## begin Material to process

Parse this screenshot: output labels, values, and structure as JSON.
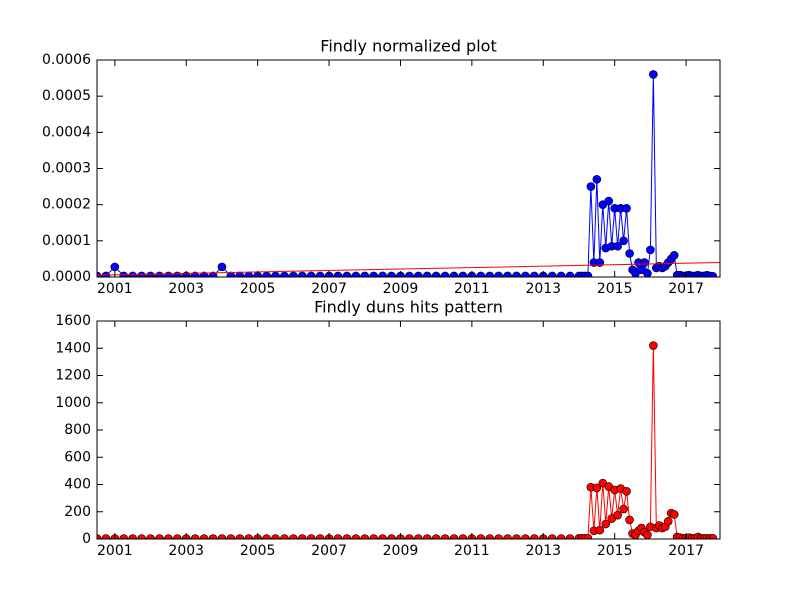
{
  "chart_data": [
    {
      "type": "line",
      "title": "Findly normalized plot",
      "x": [
        2000.5,
        2000.75,
        2001,
        2001.25,
        2001.5,
        2001.75,
        2002,
        2002.25,
        2002.5,
        2002.75,
        2003,
        2003.25,
        2003.5,
        2003.75,
        2004,
        2004.25,
        2004.5,
        2004.75,
        2005,
        2005.25,
        2005.5,
        2005.75,
        2006,
        2006.25,
        2006.5,
        2006.75,
        2007,
        2007.25,
        2007.5,
        2007.75,
        2008,
        2008.25,
        2008.5,
        2008.75,
        2009,
        2009.25,
        2009.5,
        2009.75,
        2010,
        2010.25,
        2010.5,
        2010.75,
        2011,
        2011.25,
        2011.5,
        2011.75,
        2012,
        2012.25,
        2012.5,
        2012.75,
        2013,
        2013.25,
        2013.5,
        2013.75,
        2014,
        2014.083,
        2014.167,
        2014.25,
        2014.333,
        2014.417,
        2014.5,
        2014.583,
        2014.667,
        2014.75,
        2014.833,
        2014.917,
        2015,
        2015.083,
        2015.167,
        2015.25,
        2015.333,
        2015.417,
        2015.5,
        2015.583,
        2015.667,
        2015.75,
        2015.833,
        2015.917,
        2016,
        2016.083,
        2016.167,
        2016.25,
        2016.333,
        2016.417,
        2016.5,
        2016.583,
        2016.667,
        2016.75,
        2016.833,
        2016.917,
        2017,
        2017.083,
        2017.167,
        2017.25,
        2017.333,
        2017.417,
        2017.5,
        2017.583,
        2017.667,
        2017.75
      ],
      "series": [
        {
          "color": "#0000ff",
          "marker": true,
          "values": [
            3e-06,
            3e-06,
            2.8e-05,
            3e-06,
            3e-06,
            3e-06,
            3e-06,
            3e-06,
            3e-06,
            3e-06,
            3e-06,
            3e-06,
            3e-06,
            3e-06,
            2.8e-05,
            3e-06,
            3e-06,
            3e-06,
            3e-06,
            3e-06,
            3e-06,
            3e-06,
            3e-06,
            3e-06,
            3e-06,
            3e-06,
            3e-06,
            3e-06,
            3e-06,
            3e-06,
            3e-06,
            3e-06,
            3e-06,
            3e-06,
            3e-06,
            3e-06,
            3e-06,
            3e-06,
            3e-06,
            3e-06,
            3e-06,
            3e-06,
            3e-06,
            3e-06,
            3e-06,
            3e-06,
            3e-06,
            3e-06,
            3e-06,
            3e-06,
            3e-06,
            3e-06,
            3e-06,
            3e-06,
            3e-06,
            3e-06,
            3e-06,
            3e-06,
            0.00025,
            4e-05,
            0.00027,
            4e-05,
            0.0002,
            8e-05,
            0.00021,
            8.5e-05,
            0.00019,
            8.5e-05,
            0.00019,
            0.0001,
            0.00019,
            6.5e-05,
            2e-05,
            1e-05,
            4e-05,
            2e-05,
            4e-05,
            1e-05,
            7.5e-05,
            0.00056,
            2.5e-05,
            3e-05,
            2.5e-05,
            3e-05,
            4e-05,
            5e-05,
            6e-05,
            5e-06,
            5e-06,
            3e-06,
            3e-06,
            5e-06,
            3e-06,
            3e-06,
            5e-06,
            3e-06,
            3e-06,
            5e-06,
            3e-06,
            2e-06
          ]
        },
        {
          "color": "#ff0000",
          "marker": false,
          "x": [
            2000.5,
            2017.95
          ],
          "values": [
            5e-06,
            4e-05
          ]
        }
      ],
      "xlim": [
        2000.5,
        2017.95
      ],
      "xticks": [
        2001,
        2003,
        2005,
        2007,
        2009,
        2011,
        2013,
        2015,
        2017
      ],
      "ylim": [
        0,
        0.0006
      ],
      "yticks": [
        {
          "value": 0,
          "label": "0.0000"
        },
        {
          "value": 0.0001,
          "label": "0.0001"
        },
        {
          "value": 0.0002,
          "label": "0.0002"
        },
        {
          "value": 0.0003,
          "label": "0.0003"
        },
        {
          "value": 0.0004,
          "label": "0.0004"
        },
        {
          "value": 0.0005,
          "label": "0.0005"
        },
        {
          "value": 0.0006,
          "label": "0.0006"
        }
      ]
    },
    {
      "type": "line",
      "title": "Findly duns hits pattern",
      "x": [
        2000.5,
        2000.75,
        2001,
        2001.25,
        2001.5,
        2001.75,
        2002,
        2002.25,
        2002.5,
        2002.75,
        2003,
        2003.25,
        2003.5,
        2003.75,
        2004,
        2004.25,
        2004.5,
        2004.75,
        2005,
        2005.25,
        2005.5,
        2005.75,
        2006,
        2006.25,
        2006.5,
        2006.75,
        2007,
        2007.25,
        2007.5,
        2007.75,
        2008,
        2008.25,
        2008.5,
        2008.75,
        2009,
        2009.25,
        2009.5,
        2009.75,
        2010,
        2010.25,
        2010.5,
        2010.75,
        2011,
        2011.25,
        2011.5,
        2011.75,
        2012,
        2012.25,
        2012.5,
        2012.75,
        2013,
        2013.25,
        2013.5,
        2013.75,
        2014,
        2014.083,
        2014.167,
        2014.25,
        2014.333,
        2014.417,
        2014.5,
        2014.583,
        2014.667,
        2014.75,
        2014.833,
        2014.917,
        2015,
        2015.083,
        2015.167,
        2015.25,
        2015.333,
        2015.417,
        2015.5,
        2015.583,
        2015.667,
        2015.75,
        2015.833,
        2015.917,
        2016,
        2016.083,
        2016.167,
        2016.25,
        2016.333,
        2016.417,
        2016.5,
        2016.583,
        2016.667,
        2016.75,
        2016.833,
        2016.917,
        2017,
        2017.083,
        2017.167,
        2017.25,
        2017.333,
        2017.417,
        2017.5,
        2017.583,
        2017.667,
        2017.75
      ],
      "series": [
        {
          "color": "#ff0000",
          "marker": true,
          "values": [
            3,
            3,
            3,
            3,
            3,
            3,
            3,
            3,
            3,
            3,
            3,
            3,
            3,
            3,
            3,
            3,
            3,
            3,
            3,
            3,
            3,
            3,
            3,
            3,
            3,
            3,
            3,
            3,
            3,
            3,
            3,
            3,
            3,
            3,
            3,
            3,
            3,
            3,
            3,
            3,
            3,
            3,
            3,
            3,
            3,
            3,
            3,
            3,
            3,
            3,
            3,
            3,
            3,
            3,
            5,
            5,
            5,
            5,
            380,
            60,
            375,
            65,
            410,
            110,
            385,
            150,
            360,
            175,
            370,
            220,
            350,
            140,
            40,
            30,
            60,
            80,
            50,
            30,
            90,
            1420,
            80,
            100,
            80,
            90,
            130,
            190,
            180,
            15,
            10,
            5,
            5,
            10,
            5,
            5,
            15,
            5,
            5,
            5,
            5,
            5
          ]
        }
      ],
      "xlim": [
        2000.5,
        2017.95
      ],
      "xticks": [
        2001,
        2003,
        2005,
        2007,
        2009,
        2011,
        2013,
        2015,
        2017
      ],
      "ylim": [
        0,
        1600
      ],
      "yticks": [
        0,
        200,
        400,
        600,
        800,
        1000,
        1200,
        1400,
        1600
      ]
    }
  ]
}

## end Material to process

Look through the material above. Copy each line where the word "Findly" appears.

      "title": "Findly normalized plot",
      "title": "Findly duns hits pattern",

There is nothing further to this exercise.